# Set task 1
Reproduce the rows below word for word, from the first row through the row that contains "marker-label: 63** (804, 358, 846, 383)", including both.

--- start Passage given ---

In 1818, the Legislature -- and with all due respect, I know you're all Legislators and -- did not recognize fully the independence of the branch, the judicial branch. In fact, they, I believe, continued to do divorces in the -- in the Legislature. And it was only -- and the branch was unwilling in the early days of the supposed independence of challenging the Legislature in the 18 -- early 1800's. It was only until the Norwalk Railroad case that really established the independence of the branch, and that was in the late 1800's that they -- they established the independence of -- of the -- of the branch.


JUSTICE PETER T. ZARELLA: So these statutes were passed as a matter of course.

SENATOR McDONALD: All right. You know, we are at -- I know other members of the committee want to ask questions. I have a couple of other ones, but I actually want to ask you -- we're going to have an opportunity to be revisiting this subject later on in the session -- would you be willing to come back and help us work through some of these issues when we have that opportunity?


SENATOR McDONALD: I appreciate that.

--- end Passage given ---
--- start Material for this task ---

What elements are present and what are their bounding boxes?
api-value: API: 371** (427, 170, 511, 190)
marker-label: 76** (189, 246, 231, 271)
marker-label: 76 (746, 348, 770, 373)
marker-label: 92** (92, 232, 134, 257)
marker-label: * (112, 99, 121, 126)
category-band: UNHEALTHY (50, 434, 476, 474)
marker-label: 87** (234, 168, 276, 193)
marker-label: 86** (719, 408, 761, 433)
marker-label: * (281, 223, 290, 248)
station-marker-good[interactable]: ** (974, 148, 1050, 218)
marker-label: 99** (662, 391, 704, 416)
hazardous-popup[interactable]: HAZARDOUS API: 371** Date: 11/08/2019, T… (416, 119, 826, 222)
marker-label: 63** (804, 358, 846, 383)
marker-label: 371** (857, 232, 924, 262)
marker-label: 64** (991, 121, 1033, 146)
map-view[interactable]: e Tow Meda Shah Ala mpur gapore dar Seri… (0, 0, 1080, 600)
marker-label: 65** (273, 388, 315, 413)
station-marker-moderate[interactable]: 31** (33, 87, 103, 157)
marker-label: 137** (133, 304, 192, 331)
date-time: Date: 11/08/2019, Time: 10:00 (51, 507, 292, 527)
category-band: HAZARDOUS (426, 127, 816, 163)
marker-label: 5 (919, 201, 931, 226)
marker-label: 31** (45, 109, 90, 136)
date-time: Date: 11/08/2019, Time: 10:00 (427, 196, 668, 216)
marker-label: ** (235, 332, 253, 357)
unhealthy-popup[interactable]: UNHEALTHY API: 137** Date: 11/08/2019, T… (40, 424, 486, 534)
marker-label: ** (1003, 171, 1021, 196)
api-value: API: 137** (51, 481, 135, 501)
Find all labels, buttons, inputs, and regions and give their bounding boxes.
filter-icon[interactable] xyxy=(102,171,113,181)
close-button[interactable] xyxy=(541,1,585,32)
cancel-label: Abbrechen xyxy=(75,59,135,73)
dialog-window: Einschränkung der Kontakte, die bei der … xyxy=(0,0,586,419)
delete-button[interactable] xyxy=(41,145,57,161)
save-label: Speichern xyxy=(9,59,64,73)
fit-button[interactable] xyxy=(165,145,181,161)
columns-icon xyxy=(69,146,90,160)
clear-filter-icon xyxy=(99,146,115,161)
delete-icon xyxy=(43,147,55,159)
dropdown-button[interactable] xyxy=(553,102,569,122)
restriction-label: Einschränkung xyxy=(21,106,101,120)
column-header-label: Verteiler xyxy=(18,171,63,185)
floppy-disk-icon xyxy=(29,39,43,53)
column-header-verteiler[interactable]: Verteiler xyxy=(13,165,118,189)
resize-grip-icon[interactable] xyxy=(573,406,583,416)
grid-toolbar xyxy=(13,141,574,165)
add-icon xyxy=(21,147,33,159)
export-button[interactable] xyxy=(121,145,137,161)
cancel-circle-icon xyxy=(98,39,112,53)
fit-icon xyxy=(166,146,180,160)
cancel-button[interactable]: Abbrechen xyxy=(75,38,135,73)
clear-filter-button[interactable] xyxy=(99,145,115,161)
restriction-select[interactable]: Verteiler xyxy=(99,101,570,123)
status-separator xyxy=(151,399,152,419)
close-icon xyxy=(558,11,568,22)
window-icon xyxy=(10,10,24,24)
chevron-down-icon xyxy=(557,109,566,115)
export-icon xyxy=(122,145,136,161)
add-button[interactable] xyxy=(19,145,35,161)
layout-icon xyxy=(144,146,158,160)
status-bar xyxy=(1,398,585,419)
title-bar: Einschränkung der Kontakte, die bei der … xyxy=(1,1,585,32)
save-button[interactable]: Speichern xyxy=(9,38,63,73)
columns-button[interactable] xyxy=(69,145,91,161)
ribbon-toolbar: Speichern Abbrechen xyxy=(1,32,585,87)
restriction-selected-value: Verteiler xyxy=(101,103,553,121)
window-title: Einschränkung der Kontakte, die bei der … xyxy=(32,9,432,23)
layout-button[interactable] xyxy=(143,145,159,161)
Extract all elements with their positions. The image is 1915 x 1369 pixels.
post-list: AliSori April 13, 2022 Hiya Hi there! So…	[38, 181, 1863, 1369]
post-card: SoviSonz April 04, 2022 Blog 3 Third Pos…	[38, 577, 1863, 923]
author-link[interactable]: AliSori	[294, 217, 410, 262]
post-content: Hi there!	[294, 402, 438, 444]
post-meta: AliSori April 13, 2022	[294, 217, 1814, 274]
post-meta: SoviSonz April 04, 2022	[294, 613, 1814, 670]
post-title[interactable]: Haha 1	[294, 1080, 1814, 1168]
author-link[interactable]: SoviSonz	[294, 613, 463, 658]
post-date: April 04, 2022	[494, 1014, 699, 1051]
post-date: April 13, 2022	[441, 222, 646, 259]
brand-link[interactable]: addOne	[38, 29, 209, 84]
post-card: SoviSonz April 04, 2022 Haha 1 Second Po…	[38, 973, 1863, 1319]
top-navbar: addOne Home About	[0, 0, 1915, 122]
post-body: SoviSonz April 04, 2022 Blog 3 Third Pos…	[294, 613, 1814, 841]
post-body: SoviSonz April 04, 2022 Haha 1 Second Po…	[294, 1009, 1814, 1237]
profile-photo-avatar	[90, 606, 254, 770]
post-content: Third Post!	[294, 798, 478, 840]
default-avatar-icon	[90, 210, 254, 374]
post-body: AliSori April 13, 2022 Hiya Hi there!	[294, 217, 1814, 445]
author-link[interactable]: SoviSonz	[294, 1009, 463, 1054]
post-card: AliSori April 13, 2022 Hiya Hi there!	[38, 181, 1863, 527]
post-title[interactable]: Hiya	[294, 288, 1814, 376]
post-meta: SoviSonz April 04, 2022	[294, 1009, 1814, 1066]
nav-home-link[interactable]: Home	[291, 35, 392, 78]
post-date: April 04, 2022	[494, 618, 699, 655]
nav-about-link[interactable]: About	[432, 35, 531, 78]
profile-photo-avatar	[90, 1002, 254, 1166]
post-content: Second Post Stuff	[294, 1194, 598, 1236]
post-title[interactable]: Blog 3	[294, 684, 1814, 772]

--- end Material for this task ---

# Set task 2
Carry on the committee hearing transcript on judicial independence above, starting after its last line.

# Expected answer 1
What elements are present and what are their bounding boxes?
api-value: API: 371** (427, 170, 511, 190)
marker-label: 76** (189, 246, 231, 271)
marker-label: 76 (746, 348, 770, 373)
marker-label: 92** (92, 232, 134, 257)
marker-label: * (112, 99, 121, 126)
category-band: UNHEALTHY (50, 434, 476, 474)
marker-label: 87** (234, 168, 276, 193)
marker-label: 86** (719, 408, 761, 433)
marker-label: * (281, 223, 290, 248)
station-marker-good[interactable]: ** (974, 148, 1050, 218)
marker-label: 99** (662, 391, 704, 416)
hazardous-popup[interactable]: HAZARDOUS API: 371** Date: 11/08/2019, T… (416, 119, 826, 222)
marker-label: 63** (804, 358, 846, 383)

# Expected answer 2
I did want to go back to the DeJesus case, however, because that decision is largely unnoticed in the public, but I think it's a very important decision. And the question I have for you is, if the rules of evidence codify existing statutes and the common law on the rules of evidence -- right? Do we agree that the rules of evidence codify existing statutes and common law?


SENATOR McDONALD: Okay. So if the rules of evidence are the codification of statutory and common law, how is the Supreme Court authorized to supplant the rules of evidence if it deems it appropriate in any particular case?

And that's what I understood the DeJesus decision to allow the Supreme Court to do, and if I'm wrong, please correct me.

JUSTICE PETER T. ZARELLA: The DeJesus case was a question of whether or not the ultimate authority with respect to the code of evidence lies with the Superior Court judges or the Supreme Court. It was an interbranch dispute, had not -- not -- literally, nothing to do with the Legislature.

The question was, if the Superior Court judges promulgated a code of evidence, was that code binding on the Supreme Court? Obviously, if there -- there is a recog -- has been a recognition in this state that there is a joint function in creating the rules of evidence, you have the right to pass statutes with respect to evidence, we have the common law of evidence that we develop. This had nothing to do with whether or not the Supreme Court could ignore or overrule a statute. This had to do with the power of the Superior Court judges to bind the Supreme Court judges.

SENATOR McDONALD: But -- and I understand that. But the Superior Court judges codified -- in adopting the rules of evidence, it codified within the code statutory evidentiary standards.


SENATOR McDONALD: So is there a carve-out in the DeJesus case to say that the Supreme Court can only overrule rules of evidence that were promulgated under the code of evidence under the common law and not under statute?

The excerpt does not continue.